Figure dataset records
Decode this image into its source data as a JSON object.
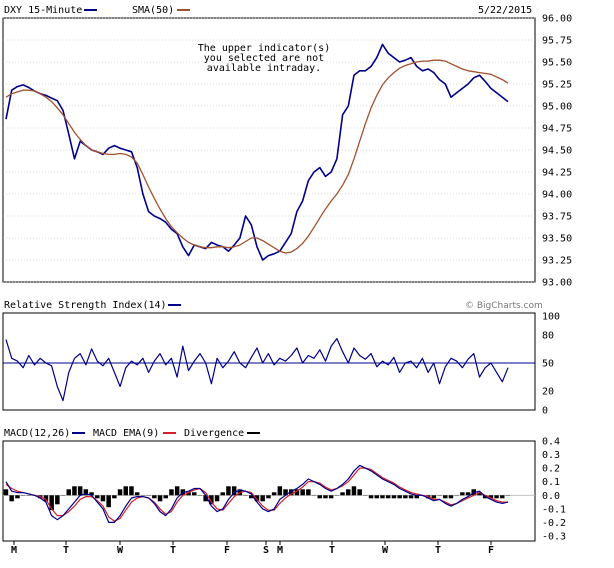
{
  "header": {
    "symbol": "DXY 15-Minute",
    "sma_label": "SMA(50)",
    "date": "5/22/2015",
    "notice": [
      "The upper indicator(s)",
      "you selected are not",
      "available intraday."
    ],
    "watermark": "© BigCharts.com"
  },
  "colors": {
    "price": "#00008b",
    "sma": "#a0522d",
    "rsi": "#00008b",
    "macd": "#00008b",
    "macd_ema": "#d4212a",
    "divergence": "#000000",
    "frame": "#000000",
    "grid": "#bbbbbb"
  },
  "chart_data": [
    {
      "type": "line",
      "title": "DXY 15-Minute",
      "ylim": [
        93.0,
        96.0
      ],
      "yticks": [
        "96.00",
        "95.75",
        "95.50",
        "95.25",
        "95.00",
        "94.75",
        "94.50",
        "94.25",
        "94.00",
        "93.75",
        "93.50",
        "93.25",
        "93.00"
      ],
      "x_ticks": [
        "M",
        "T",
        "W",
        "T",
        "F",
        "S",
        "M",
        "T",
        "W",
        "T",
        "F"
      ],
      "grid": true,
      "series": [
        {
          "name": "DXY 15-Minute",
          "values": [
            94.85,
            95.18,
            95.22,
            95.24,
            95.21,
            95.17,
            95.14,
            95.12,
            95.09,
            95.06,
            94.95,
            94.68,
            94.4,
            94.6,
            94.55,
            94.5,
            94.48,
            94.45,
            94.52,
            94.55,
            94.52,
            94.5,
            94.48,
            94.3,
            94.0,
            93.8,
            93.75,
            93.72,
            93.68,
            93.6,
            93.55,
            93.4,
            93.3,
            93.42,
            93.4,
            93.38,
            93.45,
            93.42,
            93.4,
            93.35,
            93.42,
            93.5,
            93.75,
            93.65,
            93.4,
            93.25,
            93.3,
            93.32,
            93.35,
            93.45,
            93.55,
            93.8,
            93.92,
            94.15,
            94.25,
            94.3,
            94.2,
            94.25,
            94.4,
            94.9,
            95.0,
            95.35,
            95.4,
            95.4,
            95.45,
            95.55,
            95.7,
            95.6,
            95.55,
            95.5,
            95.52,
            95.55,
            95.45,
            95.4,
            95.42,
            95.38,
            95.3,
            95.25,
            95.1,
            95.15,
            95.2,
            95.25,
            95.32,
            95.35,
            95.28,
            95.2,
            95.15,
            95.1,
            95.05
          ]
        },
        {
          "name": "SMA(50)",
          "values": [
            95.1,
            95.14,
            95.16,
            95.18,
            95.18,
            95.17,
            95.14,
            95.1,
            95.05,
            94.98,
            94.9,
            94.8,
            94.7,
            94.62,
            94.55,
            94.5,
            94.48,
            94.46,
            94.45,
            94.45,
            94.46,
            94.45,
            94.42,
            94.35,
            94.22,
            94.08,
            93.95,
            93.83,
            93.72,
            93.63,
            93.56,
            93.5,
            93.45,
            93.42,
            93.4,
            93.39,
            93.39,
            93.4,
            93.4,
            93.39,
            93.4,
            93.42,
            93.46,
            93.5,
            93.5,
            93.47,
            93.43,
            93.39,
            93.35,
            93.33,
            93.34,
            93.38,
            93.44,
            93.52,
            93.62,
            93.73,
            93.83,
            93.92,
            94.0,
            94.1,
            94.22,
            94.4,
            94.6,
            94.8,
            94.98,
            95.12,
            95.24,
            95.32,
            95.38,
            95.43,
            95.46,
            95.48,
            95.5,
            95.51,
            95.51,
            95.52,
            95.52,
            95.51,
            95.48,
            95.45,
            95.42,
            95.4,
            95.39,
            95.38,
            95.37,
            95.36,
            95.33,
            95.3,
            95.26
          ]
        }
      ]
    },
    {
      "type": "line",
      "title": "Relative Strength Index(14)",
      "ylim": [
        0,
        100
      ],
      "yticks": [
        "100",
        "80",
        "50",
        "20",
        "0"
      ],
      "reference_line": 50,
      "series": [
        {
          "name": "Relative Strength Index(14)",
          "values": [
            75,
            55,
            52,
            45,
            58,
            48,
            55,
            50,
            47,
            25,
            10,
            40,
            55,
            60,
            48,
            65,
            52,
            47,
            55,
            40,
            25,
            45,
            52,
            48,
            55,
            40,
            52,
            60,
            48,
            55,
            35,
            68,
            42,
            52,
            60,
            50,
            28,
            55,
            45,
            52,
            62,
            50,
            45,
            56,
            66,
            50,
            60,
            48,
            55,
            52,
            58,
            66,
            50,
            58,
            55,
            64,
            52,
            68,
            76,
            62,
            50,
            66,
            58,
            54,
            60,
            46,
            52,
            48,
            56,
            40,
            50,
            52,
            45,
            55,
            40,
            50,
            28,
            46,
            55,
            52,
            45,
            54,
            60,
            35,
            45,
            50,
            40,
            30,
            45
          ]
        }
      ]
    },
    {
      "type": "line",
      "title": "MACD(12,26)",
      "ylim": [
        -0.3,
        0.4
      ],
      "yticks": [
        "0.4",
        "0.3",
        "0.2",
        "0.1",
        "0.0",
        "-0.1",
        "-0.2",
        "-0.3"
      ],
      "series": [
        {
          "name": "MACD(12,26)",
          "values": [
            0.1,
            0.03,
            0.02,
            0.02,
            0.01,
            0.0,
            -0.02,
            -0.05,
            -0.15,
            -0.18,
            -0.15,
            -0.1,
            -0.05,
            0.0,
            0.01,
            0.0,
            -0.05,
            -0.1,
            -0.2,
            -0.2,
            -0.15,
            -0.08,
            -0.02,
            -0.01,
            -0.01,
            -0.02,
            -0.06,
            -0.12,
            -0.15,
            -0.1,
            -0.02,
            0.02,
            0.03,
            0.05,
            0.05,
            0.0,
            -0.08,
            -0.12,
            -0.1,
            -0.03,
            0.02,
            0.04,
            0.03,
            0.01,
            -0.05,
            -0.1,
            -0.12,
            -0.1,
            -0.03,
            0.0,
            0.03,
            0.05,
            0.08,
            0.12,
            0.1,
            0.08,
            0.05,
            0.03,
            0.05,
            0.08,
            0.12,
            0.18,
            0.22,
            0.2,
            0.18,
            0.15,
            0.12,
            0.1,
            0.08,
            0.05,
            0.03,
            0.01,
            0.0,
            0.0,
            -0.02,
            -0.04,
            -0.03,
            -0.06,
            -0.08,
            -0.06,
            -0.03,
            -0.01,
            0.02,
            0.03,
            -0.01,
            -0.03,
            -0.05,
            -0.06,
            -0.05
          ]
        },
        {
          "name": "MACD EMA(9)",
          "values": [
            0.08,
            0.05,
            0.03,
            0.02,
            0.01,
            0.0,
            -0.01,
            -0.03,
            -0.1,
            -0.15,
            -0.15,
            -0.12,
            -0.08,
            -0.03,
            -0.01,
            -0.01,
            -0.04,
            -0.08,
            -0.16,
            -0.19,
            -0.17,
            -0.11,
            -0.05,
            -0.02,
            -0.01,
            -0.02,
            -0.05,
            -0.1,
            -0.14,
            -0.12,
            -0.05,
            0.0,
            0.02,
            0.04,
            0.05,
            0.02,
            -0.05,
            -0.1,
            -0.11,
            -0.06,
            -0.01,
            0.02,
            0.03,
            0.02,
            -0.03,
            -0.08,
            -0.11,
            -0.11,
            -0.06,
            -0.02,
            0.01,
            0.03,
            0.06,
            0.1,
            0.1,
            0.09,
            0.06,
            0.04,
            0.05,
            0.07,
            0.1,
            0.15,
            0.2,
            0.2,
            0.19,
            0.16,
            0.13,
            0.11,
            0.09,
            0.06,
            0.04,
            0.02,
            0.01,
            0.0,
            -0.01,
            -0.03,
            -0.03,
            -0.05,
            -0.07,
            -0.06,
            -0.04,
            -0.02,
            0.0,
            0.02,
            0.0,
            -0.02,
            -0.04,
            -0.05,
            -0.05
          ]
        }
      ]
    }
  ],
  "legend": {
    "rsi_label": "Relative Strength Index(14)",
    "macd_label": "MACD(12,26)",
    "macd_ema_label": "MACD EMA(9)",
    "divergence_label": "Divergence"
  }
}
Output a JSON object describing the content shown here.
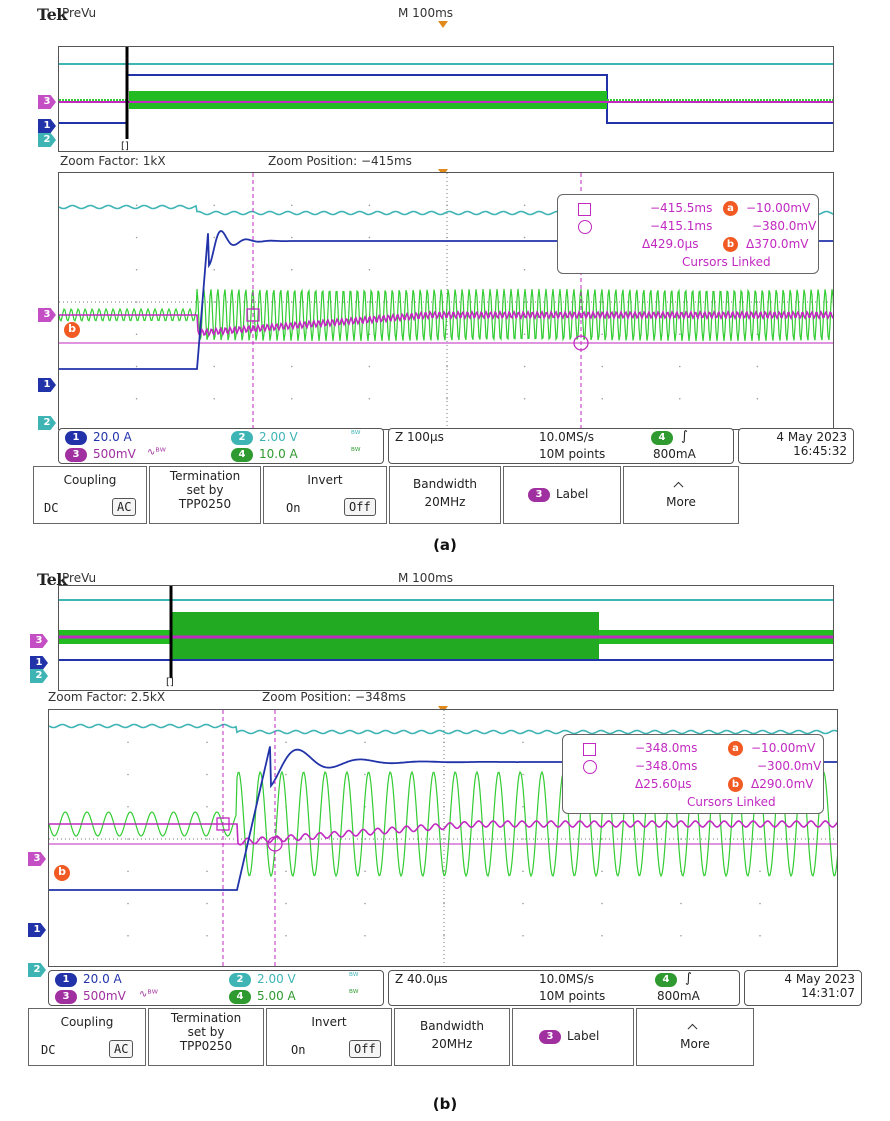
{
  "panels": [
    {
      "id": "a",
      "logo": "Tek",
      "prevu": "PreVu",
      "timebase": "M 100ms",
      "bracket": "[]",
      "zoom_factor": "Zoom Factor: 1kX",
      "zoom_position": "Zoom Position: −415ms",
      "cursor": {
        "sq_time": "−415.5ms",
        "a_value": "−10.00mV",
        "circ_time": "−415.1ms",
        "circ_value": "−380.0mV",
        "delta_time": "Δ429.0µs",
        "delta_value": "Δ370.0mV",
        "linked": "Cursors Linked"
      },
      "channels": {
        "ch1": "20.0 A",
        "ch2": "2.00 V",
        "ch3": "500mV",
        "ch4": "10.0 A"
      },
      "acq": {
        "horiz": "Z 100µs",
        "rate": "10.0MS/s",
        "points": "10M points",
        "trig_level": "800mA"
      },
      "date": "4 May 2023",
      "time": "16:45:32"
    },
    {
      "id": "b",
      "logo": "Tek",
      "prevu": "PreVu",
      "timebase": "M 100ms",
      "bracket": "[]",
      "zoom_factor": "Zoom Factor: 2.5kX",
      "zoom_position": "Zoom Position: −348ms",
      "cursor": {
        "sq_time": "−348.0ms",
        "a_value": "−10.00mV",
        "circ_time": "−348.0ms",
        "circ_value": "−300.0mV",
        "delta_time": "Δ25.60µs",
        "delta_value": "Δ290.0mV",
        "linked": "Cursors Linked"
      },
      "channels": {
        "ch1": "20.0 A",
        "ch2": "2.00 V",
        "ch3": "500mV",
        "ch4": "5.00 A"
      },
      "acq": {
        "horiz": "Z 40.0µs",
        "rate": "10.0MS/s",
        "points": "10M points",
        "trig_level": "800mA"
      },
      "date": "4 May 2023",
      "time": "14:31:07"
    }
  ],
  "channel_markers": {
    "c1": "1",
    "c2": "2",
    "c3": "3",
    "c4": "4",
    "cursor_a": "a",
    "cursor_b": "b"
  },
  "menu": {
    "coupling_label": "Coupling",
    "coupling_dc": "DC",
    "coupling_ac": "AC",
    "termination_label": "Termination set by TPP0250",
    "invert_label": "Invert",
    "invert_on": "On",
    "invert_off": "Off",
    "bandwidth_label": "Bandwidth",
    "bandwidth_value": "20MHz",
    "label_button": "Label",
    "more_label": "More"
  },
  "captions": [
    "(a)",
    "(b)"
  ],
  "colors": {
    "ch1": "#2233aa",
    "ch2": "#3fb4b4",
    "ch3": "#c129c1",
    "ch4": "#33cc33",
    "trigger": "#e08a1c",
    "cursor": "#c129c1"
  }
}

PROBLEM DETAILS: Find and copy each line above that includes the string "JSON".

OUTPUT FOR THIS EXERCISE:
Decode this image into its source data as a JSON object.
Output a JSON object describing the content shown here.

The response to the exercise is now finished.